*TASK DESCRIPTION*
Will you give the material below again, every line exactly as it is?

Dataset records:
[Begin]

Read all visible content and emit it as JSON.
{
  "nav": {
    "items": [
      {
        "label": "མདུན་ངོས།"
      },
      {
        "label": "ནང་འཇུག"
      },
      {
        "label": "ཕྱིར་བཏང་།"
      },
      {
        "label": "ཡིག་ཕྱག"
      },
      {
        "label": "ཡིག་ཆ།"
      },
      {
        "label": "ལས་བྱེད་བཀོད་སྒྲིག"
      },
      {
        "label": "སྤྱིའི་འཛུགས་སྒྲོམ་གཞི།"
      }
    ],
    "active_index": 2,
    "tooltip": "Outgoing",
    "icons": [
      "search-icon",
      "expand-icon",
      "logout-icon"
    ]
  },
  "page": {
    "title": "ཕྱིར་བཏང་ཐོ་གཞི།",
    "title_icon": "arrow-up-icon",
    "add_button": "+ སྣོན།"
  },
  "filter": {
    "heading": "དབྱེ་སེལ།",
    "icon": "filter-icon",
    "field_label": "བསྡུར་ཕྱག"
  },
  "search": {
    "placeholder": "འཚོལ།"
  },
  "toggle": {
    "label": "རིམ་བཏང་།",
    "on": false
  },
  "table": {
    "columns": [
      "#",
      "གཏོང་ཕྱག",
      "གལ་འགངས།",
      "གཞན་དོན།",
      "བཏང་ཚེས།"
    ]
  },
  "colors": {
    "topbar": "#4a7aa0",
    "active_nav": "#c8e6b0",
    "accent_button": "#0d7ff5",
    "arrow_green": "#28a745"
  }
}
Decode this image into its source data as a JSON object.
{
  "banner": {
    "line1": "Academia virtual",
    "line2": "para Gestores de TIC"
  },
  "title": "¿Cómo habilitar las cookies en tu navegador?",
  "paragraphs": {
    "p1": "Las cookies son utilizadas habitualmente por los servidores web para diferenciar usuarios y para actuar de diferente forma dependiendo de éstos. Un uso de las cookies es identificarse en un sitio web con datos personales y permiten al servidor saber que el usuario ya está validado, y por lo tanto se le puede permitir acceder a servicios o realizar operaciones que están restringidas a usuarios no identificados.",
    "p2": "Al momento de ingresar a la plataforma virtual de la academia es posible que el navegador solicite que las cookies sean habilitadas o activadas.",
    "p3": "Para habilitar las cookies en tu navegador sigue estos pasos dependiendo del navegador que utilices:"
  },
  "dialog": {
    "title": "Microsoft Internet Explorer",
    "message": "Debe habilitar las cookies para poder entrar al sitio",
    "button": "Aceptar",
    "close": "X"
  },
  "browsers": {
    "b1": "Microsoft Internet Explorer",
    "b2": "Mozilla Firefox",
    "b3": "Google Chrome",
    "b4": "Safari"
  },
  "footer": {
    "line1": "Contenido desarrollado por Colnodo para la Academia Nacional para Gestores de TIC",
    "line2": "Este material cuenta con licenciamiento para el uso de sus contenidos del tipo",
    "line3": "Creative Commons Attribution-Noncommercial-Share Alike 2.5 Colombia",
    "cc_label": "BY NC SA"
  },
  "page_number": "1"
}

[End]

*TASK SOLUTION*
Read all visible content and emit it as JSON.
{
  "nav": {
    "items": [
      {
        "label": "མདུན་ངོས།"
      },
      {
        "label": "ནང་འཇུག"
      },
      {
        "label": "ཕྱིར་བཏང་།"
      },
      {
        "label": "ཡིག་ཕྱག"
      },
      {
        "label": "ཡིག་ཆ།"
      },
      {
        "label": "ལས་བྱེད་བཀོད་སྒྲིག"
      },
      {
        "label": "སྤྱིའི་འཛུགས་སྒྲོམ་གཞི།"
      }
    ],
    "active_index": 2,
    "tooltip": "Outgoing",
    "icons": [
      "search-icon",
      "expand-icon",
      "logout-icon"
    ]
  },
  "page": {
    "title": "ཕྱིར་བཏང་ཐོ་གཞི།",
    "title_icon": "arrow-up-icon",
    "add_button": "+ སྣོན།"
  },
  "filter": {
    "heading": "དབྱེ་སེལ།",
    "icon": "filter-icon",
    "field_label": "བསྡུར་ཕྱག"
  },
  "search": {
    "placeholder": "འཚོལ།"
  },
  "toggle": {
    "label": "རིམ་བཏང་།",
    "on": false
  },
  "table": {
    "columns": [
      "#",
      "གཏོང་ཕྱག",
      "གལ་འགངས།",
      "གཞན་དོན།",
      "བཏང་ཚེས།"
    ]
  },
  "colors": {
    "topbar": "#4a7aa0",
    "active_nav": "#c8e6b0",
    "accent_button": "#0d7ff5",
    "arrow_green": "#28a745"
  }
}
Decode this image into its source data as a JSON object.
{
  "banner": {
    "line1": "Academia virtual",
    "line2": "para Gestores de TIC"
  },
  "title": "¿Cómo habilitar las cookies en tu navegador?",
  "paragraphs": {
    "p1": "Las cookies son utilizadas habitualmente por los servidores web para diferenciar usuarios y para actuar de diferente forma dependiendo de éstos. Un uso de las cookies es identificarse en un sitio web con datos personales y permiten al servidor saber que el usuario ya está validado, y por lo tanto se le puede permitir acceder a servicios o realizar operaciones que están restringidas a usuarios no identificados.",
    "p2": "Al momento de ingresar a la plataforma virtual de la academia es posible que el navegador solicite que las cookies sean habilitadas o activadas.",
    "p3": "Para habilitar las cookies en tu navegador sigue estos pasos dependiendo del navegador que utilices:"
  },
  "dialog": {
    "title": "Microsoft Internet Explorer",
    "message": "Debe habilitar las cookies para poder entrar al sitio",
    "button": "Aceptar",
    "close": "X"
  },
  "browsers": {
    "b1": "Microsoft Internet Explorer",
    "b2": "Mozilla Firefox",
    "b3": "Google Chrome",
    "b4": "Safari"
  },
  "footer": {
    "line1": "Contenido desarrollado por Colnodo para la Academia Nacional para Gestores de TIC",
    "line2": "Este material cuenta con licenciamiento para el uso de sus contenidos del tipo",
    "line3": "Creative Commons Attribution-Noncommercial-Share Alike 2.5 Colombia",
    "cc_label": "BY NC SA"
  },
  "page_number": "1"
}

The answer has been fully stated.